Text content records for pages
• • • • •

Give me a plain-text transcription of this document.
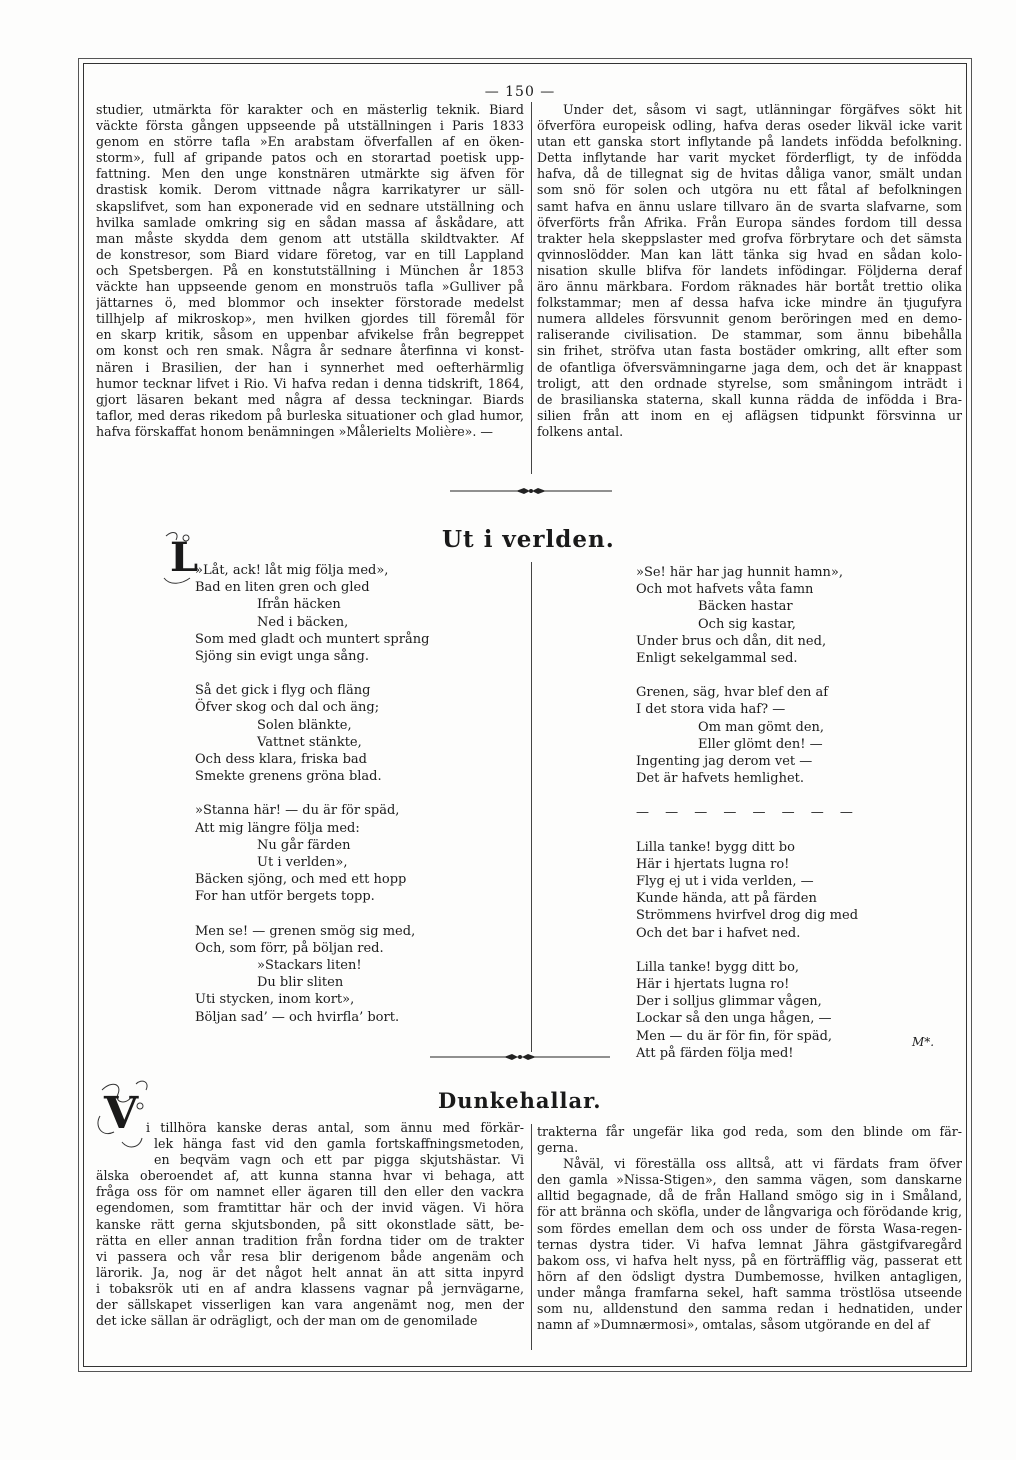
— 150 —
studier, utmärkta för karakter och en mästerlig teknik. Biard
väckte första gången uppseende på utställningen i Paris 1833
genom en större tafla »En arabstam öfverfallen af en öken-
storm», full af gripande patos och en storartad poetisk upp-
fattning. Men den unge konstnären utmärkte sig äfven för
drastisk komik. Derom vittnade några karrikatyrer ur säll-
skapslifvet, som han exponerade vid en sednare utställning och
hvilka samlade omkring sig en sådan massa af åskådare, att
man måste skydda dem genom att utställa skildtvakter. Af
de konstresor, som Biard vidare företog, var en till Lappland
och Spetsbergen. På en konstutställning i München år 1853
väckte han uppseende genom en monstruös tafla »Gulliver på
jättarnes ö, med blommor och insekter förstorade medelst
tillhjelp af mikroskop», men hvilken gjordes till föremål för
en skarp kritik, såsom en uppenbar afvikelse från begreppet
om konst och ren smak. Några år sednare återfinna vi konst-
nären i Brasilien, der han i synnerhet med oefterhärmlig
humor tecknar lifvet i Rio. Vi hafva redan i denna tidskrift, 1864,
gjort läsaren bekant med några af dessa teckningar. Biards
taflor, med deras rikedom på burleska situationer och glad humor,
hafva förskaffat honom benämningen »Målerielts Molière». —
Under det, såsom vi sagt, utlänningar förgäfves sökt hit
öfverföra europeisk odling, hafva deras oseder likväl icke varit
utan ett ganska stort inflytande på landets infödda befolkning.
Detta inflytande har varit mycket förderfligt, ty de infödda
hafva, då de tillegnat sig de hvitas dåliga vanor, smält undan
som snö för solen och utgöra nu ett fåtal af befolkningen
samt hafva en ännu uslare tillvaro än de svarta slafvarne, som
öfverförts från Afrika. Från Europa sändes fordom till dessa
trakter hela skeppslaster med grofva förbrytare och det sämsta
qvinnoslödder. Man kan lätt tänka sig hvad en sådan kolo-
nisation skulle blifva för landets infödingar. Följderna deraf
äro ännu märkbara. Fordom räknades här bortåt trettio olika
folkstammar; men af dessa hafva icke mindre än tjugufyra
numera alldeles försvunnit genom beröringen med en demo-
raliserande civilisation. De stammar, som ännu bibehålla
sin frihet, ströfva utan fasta bostäder omkring, allt efter som
de ofantliga öfversvämningarne jaga dem, och det är knappast
troligt, att den ordnade styrelse, som småningom inträdt i
de brasilianska staterna, skall kunna rädda de infödda i Bra-
silien från att inom en ej aflägsen tidpunkt försvinna ur
folkens antal.
Ut i verlden.
L
»Låt, ack! låt mig följa med»,
Bad en liten gren och gled
Ifrån häcken
Ned i bäcken,
Som med gladt och muntert språng
Sjöng sin evigt unga sång.
Så det gick i flyg och fläng
Öfver skog och dal och äng;
Solen blänkte,
Vattnet stänkte,
Och dess klara, friska bad
Smekte grenens gröna blad.
»Stanna här! — du är för späd,
Att mig längre följa med:
Nu går färden
Ut i verlden»,
Bäcken sjöng, och med ett hopp
For han utför bergets topp.
Men se! — grenen smög sig med,
Och, som förr, på böljan red.
»Stackars liten!
Du blir sliten
Uti stycken, inom kort»,
Böljan sad’ — och hvirfla’ bort.
»Se! här har jag hunnit hamn»,
Och mot hafvets våta famn
Bäcken hastar
Och sig kastar,
Under brus och dån, dit ned,
Enligt sekelgammal sed.
Grenen, säg, hvar blef den af
I det stora vida haf? —
Om man gömt den,
Eller glömt den! —
Ingenting jag derom vet —
Det är hafvets hemlighet.
— — — — — — — —
Lilla tanke! bygg ditt bo
Här i hjertats lugna ro!
Flyg ej ut i vida verlden, —
Kunde hända, att på färden
Strömmens hvirfvel drog dig med
Och det bar i hafvet ned.
Lilla tanke! bygg ditt bo,
Här i hjertats lugna ro!
Der i solljus glimmar vågen,
Lockar så den unga hågen, —
Men — du är för fin, för späd,
Att på färden följa med!
M*.
Dunkehallar.
V i tillhöra kanske deras antal, som ännu med förkär-
lek hänga fast vid den gamla fortskaffningsmetoden,
en beqväm vagn och ett par pigga skjutshästar. Vi
älska oberoendet af, att kunna stanna hvar vi behaga, att
fråga oss för om namnet eller ägaren till den eller den vackra
egendomen, som framtittar här och der invid vägen. Vi höra
kanske rätt gerna skjutsbonden, på sitt okonstlade sätt, be-
rätta en eller annan tradition från fordna tider om de trakter
vi passera och vår resa blir derigenom både angenäm och
lärorik. Ja, nog är det något helt annat än att sitta inpyrd
i tobaksrök uti en af andra klassens vagnar på jernvägarne,
der sällskapet visserligen kan vara angenämt nog, men der
det icke sällan är odrägligt, och der man om de genomilade
trakterna får ungefär lika god reda, som den blinde om fär-
gerna.
Nåväl, vi föreställa oss alltså, att vi färdats fram öfver
den gamla »Nissa-Stigen», den samma vägen, som danskarne
alltid begagnade, då de från Halland smögo sig in i Småland,
för att bränna och sköfla, under de långvariga och förödande krig,
som fördes emellan dem och oss under de första Wasa-regen-
ternas dystra tider. Vi hafva lemnat Jähra gästgifvaregård
bakom oss, vi hafva helt nyss, på en förträfflig väg, passerat ett
hörn af den ödsligt dystra Dumbemosse, hvilken antagligen,
under många framfarna sekel, haft samma tröstlösa utseende
som nu, alldenstund den samma redan i hednatiden, under
namn af »Dumnærmosi», omtalas, såsom utgörande en del af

• • • • •

**Directions:** Some lines in the data above hold the string "ditt". Find and copy each of them.

**Final answer:**
Lilla tanke! bygg ditt bo
Lilla tanke! bygg ditt bo,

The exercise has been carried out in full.